▶ _Request_
Print every entry word for word, but omit the pictures.

========================================

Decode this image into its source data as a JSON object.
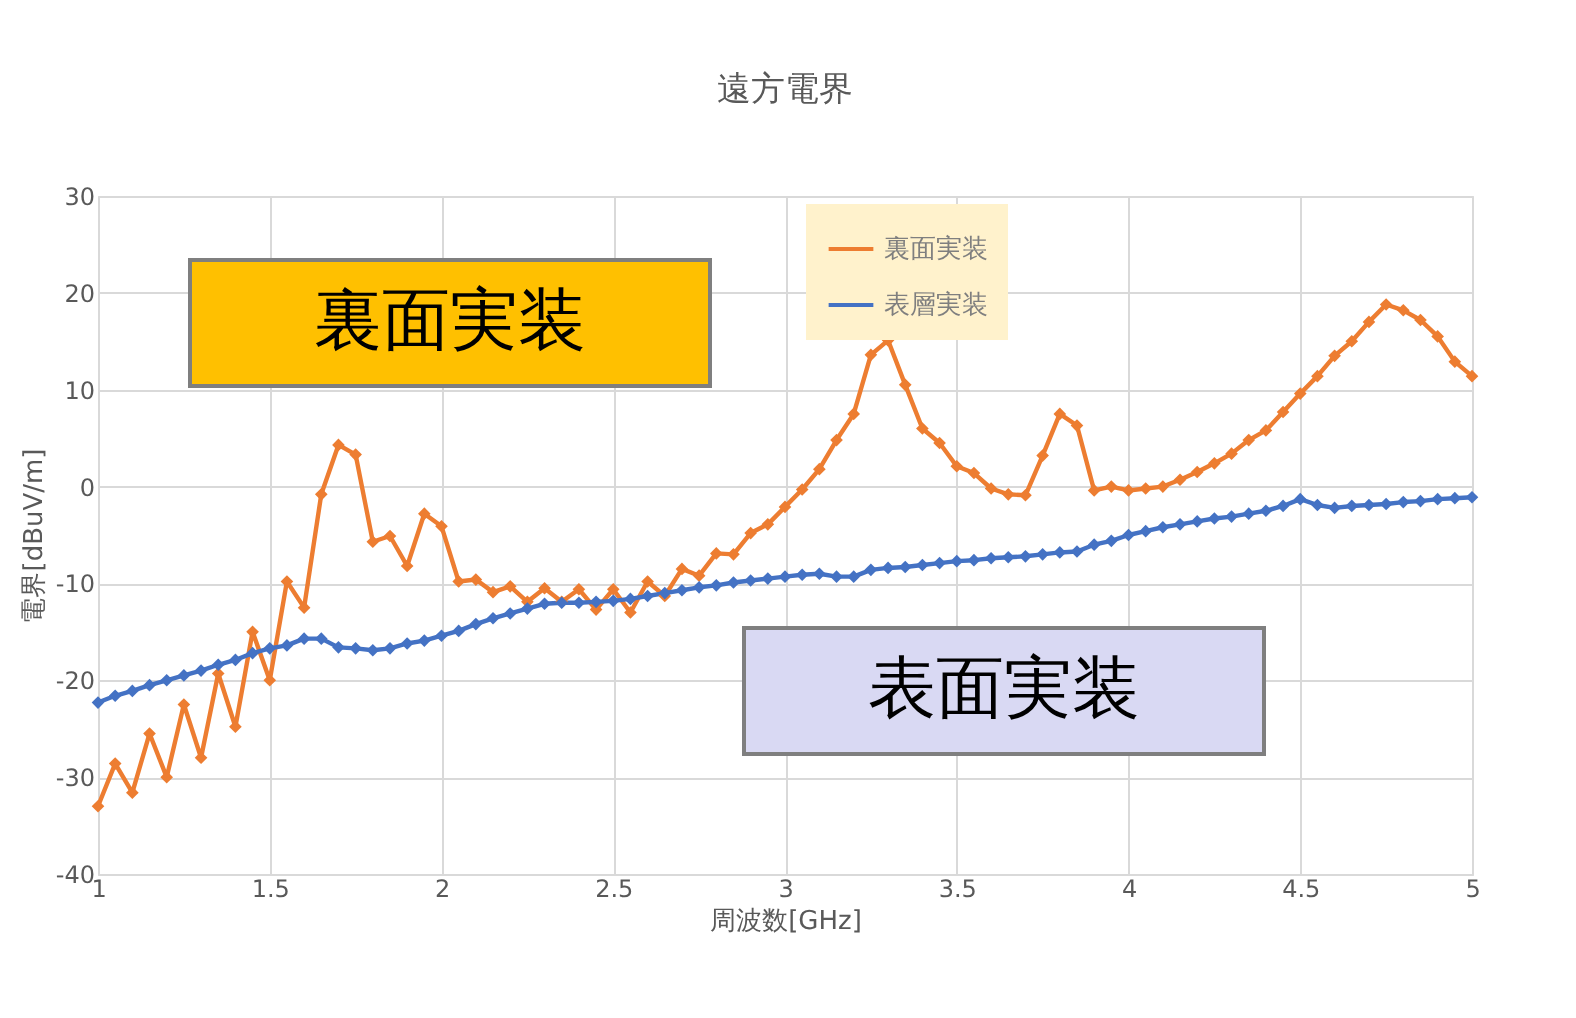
{
  "chart_data": {
    "type": "line",
    "title": "遠方電界",
    "xlabel": "周波数[GHz]",
    "ylabel": "電界[dBuV/m]",
    "x": [
      1.0,
      1.05,
      1.1,
      1.15,
      1.2,
      1.25,
      1.3,
      1.35,
      1.4,
      1.45,
      1.5,
      1.55,
      1.6,
      1.65,
      1.7,
      1.75,
      1.8,
      1.85,
      1.9,
      1.95,
      2.0,
      2.05,
      2.1,
      2.15,
      2.2,
      2.25,
      2.3,
      2.35,
      2.4,
      2.45,
      2.5,
      2.55,
      2.6,
      2.65,
      2.7,
      2.75,
      2.8,
      2.85,
      2.9,
      2.95,
      3.0,
      3.05,
      3.1,
      3.15,
      3.2,
      3.25,
      3.3,
      3.35,
      3.4,
      3.45,
      3.5,
      3.55,
      3.6,
      3.65,
      3.7,
      3.75,
      3.8,
      3.85,
      3.9,
      3.95,
      4.0,
      4.05,
      4.1,
      4.15,
      4.2,
      4.25,
      4.3,
      4.35,
      4.4,
      4.45,
      4.5,
      4.55,
      4.6,
      4.65,
      4.7,
      4.75,
      4.8,
      4.85,
      4.9,
      4.95,
      5.0
    ],
    "series": [
      {
        "name": "裏面実装",
        "color": "#ed7d31",
        "values": [
          -33.0,
          -28.6,
          -31.6,
          -25.5,
          -30.0,
          -22.5,
          -28.0,
          -19.3,
          -24.8,
          -15.0,
          -20.0,
          -9.8,
          -12.5,
          -0.8,
          4.3,
          3.3,
          -5.7,
          -5.1,
          -8.2,
          -2.8,
          -4.1,
          -9.8,
          -9.6,
          -10.9,
          -10.3,
          -11.9,
          -10.5,
          -11.9,
          -10.6,
          -12.7,
          -10.6,
          -13.0,
          -9.8,
          -11.3,
          -8.5,
          -9.2,
          -6.9,
          -7.0,
          -4.8,
          -3.9,
          -2.1,
          -0.3,
          1.8,
          4.8,
          7.5,
          13.6,
          15.1,
          10.5,
          6.0,
          4.5,
          2.1,
          1.4,
          -0.2,
          -0.8,
          -0.9,
          3.2,
          7.5,
          6.3,
          -0.4,
          0.0,
          -0.4,
          -0.2,
          0.0,
          0.7,
          1.5,
          2.4,
          3.4,
          4.8,
          5.8,
          7.7,
          9.6,
          11.4,
          13.5,
          15.0,
          17.0,
          18.8,
          18.2,
          17.2,
          15.5,
          12.9,
          11.4
        ]
      },
      {
        "name": "表層実装",
        "color": "#4472c4",
        "values": [
          -22.3,
          -21.6,
          -21.1,
          -20.5,
          -20.0,
          -19.5,
          -19.0,
          -18.4,
          -17.9,
          -17.2,
          -16.7,
          -16.4,
          -15.7,
          -15.7,
          -16.6,
          -16.7,
          -16.9,
          -16.7,
          -16.2,
          -15.9,
          -15.4,
          -14.9,
          -14.2,
          -13.6,
          -13.1,
          -12.6,
          -12.1,
          -12.0,
          -12.0,
          -11.9,
          -11.8,
          -11.6,
          -11.3,
          -11.0,
          -10.7,
          -10.4,
          -10.2,
          -9.9,
          -9.7,
          -9.5,
          -9.3,
          -9.1,
          -9.0,
          -9.3,
          -9.3,
          -8.6,
          -8.4,
          -8.3,
          -8.1,
          -7.9,
          -7.7,
          -7.6,
          -7.4,
          -7.3,
          -7.2,
          -7.0,
          -6.8,
          -6.7,
          -6.0,
          -5.6,
          -5.0,
          -4.6,
          -4.2,
          -3.9,
          -3.6,
          -3.3,
          -3.1,
          -2.8,
          -2.5,
          -2.0,
          -1.3,
          -1.9,
          -2.2,
          -2.0,
          -1.9,
          -1.8,
          -1.6,
          -1.5,
          -1.3,
          -1.2,
          -1.1
        ]
      }
    ],
    "xlim": [
      1,
      5
    ],
    "xticks": [
      1,
      1.5,
      2,
      2.5,
      3,
      3.5,
      4,
      4.5,
      5
    ],
    "ylim": [
      -40,
      30
    ],
    "yticks": [
      -40,
      -30,
      -20,
      -10,
      0,
      10,
      20,
      30
    ],
    "annotations": [
      "裏面実装",
      "表面実装"
    ],
    "grid": true,
    "legend": "top right",
    "marker": "diamond",
    "line_style": "solid"
  }
}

========================================

▶ _Response to the task_
Decode this image into its source data as a JSON object.
{
  "chart_data": {
    "type": "line",
    "title": "遠方電界",
    "xlabel": "周波数[GHz]",
    "ylabel": "電界[dBuV/m]",
    "x": [
      1.0,
      1.05,
      1.1,
      1.15,
      1.2,
      1.25,
      1.3,
      1.35,
      1.4,
      1.45,
      1.5,
      1.55,
      1.6,
      1.65,
      1.7,
      1.75,
      1.8,
      1.85,
      1.9,
      1.95,
      2.0,
      2.05,
      2.1,
      2.15,
      2.2,
      2.25,
      2.3,
      2.35,
      2.4,
      2.45,
      2.5,
      2.55,
      2.6,
      2.65,
      2.7,
      2.75,
      2.8,
      2.85,
      2.9,
      2.95,
      3.0,
      3.05,
      3.1,
      3.15,
      3.2,
      3.25,
      3.3,
      3.35,
      3.4,
      3.45,
      3.5,
      3.55,
      3.6,
      3.65,
      3.7,
      3.75,
      3.8,
      3.85,
      3.9,
      3.95,
      4.0,
      4.05,
      4.1,
      4.15,
      4.2,
      4.25,
      4.3,
      4.35,
      4.4,
      4.45,
      4.5,
      4.55,
      4.6,
      4.65,
      4.7,
      4.75,
      4.8,
      4.85,
      4.9,
      4.95,
      5.0
    ],
    "series": [
      {
        "name": "裏面実装",
        "color": "#ed7d31",
        "values": [
          -33.0,
          -28.6,
          -31.6,
          -25.5,
          -30.0,
          -22.5,
          -28.0,
          -19.3,
          -24.8,
          -15.0,
          -20.0,
          -9.8,
          -12.5,
          -0.8,
          4.3,
          3.3,
          -5.7,
          -5.1,
          -8.2,
          -2.8,
          -4.1,
          -9.8,
          -9.6,
          -10.9,
          -10.3,
          -11.9,
          -10.5,
          -11.9,
          -10.6,
          -12.7,
          -10.6,
          -13.0,
          -9.8,
          -11.3,
          -8.5,
          -9.2,
          -6.9,
          -7.0,
          -4.8,
          -3.9,
          -2.1,
          -0.3,
          1.8,
          4.8,
          7.5,
          13.6,
          15.1,
          10.5,
          6.0,
          4.5,
          2.1,
          1.4,
          -0.2,
          -0.8,
          -0.9,
          3.2,
          7.5,
          6.3,
          -0.4,
          0.0,
          -0.4,
          -0.2,
          0.0,
          0.7,
          1.5,
          2.4,
          3.4,
          4.8,
          5.8,
          7.7,
          9.6,
          11.4,
          13.5,
          15.0,
          17.0,
          18.8,
          18.2,
          17.2,
          15.5,
          12.9,
          11.4
        ]
      },
      {
        "name": "表層実装",
        "color": "#4472c4",
        "values": [
          -22.3,
          -21.6,
          -21.1,
          -20.5,
          -20.0,
          -19.5,
          -19.0,
          -18.4,
          -17.9,
          -17.2,
          -16.7,
          -16.4,
          -15.7,
          -15.7,
          -16.6,
          -16.7,
          -16.9,
          -16.7,
          -16.2,
          -15.9,
          -15.4,
          -14.9,
          -14.2,
          -13.6,
          -13.1,
          -12.6,
          -12.1,
          -12.0,
          -12.0,
          -11.9,
          -11.8,
          -11.6,
          -11.3,
          -11.0,
          -10.7,
          -10.4,
          -10.2,
          -9.9,
          -9.7,
          -9.5,
          -9.3,
          -9.1,
          -9.0,
          -9.3,
          -9.3,
          -8.6,
          -8.4,
          -8.3,
          -8.1,
          -7.9,
          -7.7,
          -7.6,
          -7.4,
          -7.3,
          -7.2,
          -7.0,
          -6.8,
          -6.7,
          -6.0,
          -5.6,
          -5.0,
          -4.6,
          -4.2,
          -3.9,
          -3.6,
          -3.3,
          -3.1,
          -2.8,
          -2.5,
          -2.0,
          -1.3,
          -1.9,
          -2.2,
          -2.0,
          -1.9,
          -1.8,
          -1.6,
          -1.5,
          -1.3,
          -1.2,
          -1.1
        ]
      }
    ],
    "xlim": [
      1,
      5
    ],
    "xticks": [
      1,
      1.5,
      2,
      2.5,
      3,
      3.5,
      4,
      4.5,
      5
    ],
    "ylim": [
      -40,
      30
    ],
    "yticks": [
      -40,
      -30,
      -20,
      -10,
      0,
      10,
      20,
      30
    ],
    "annotations": [
      "裏面実装",
      "表面実装"
    ],
    "grid": true,
    "legend": "top right",
    "marker": "diamond",
    "line_style": "solid"
  }
}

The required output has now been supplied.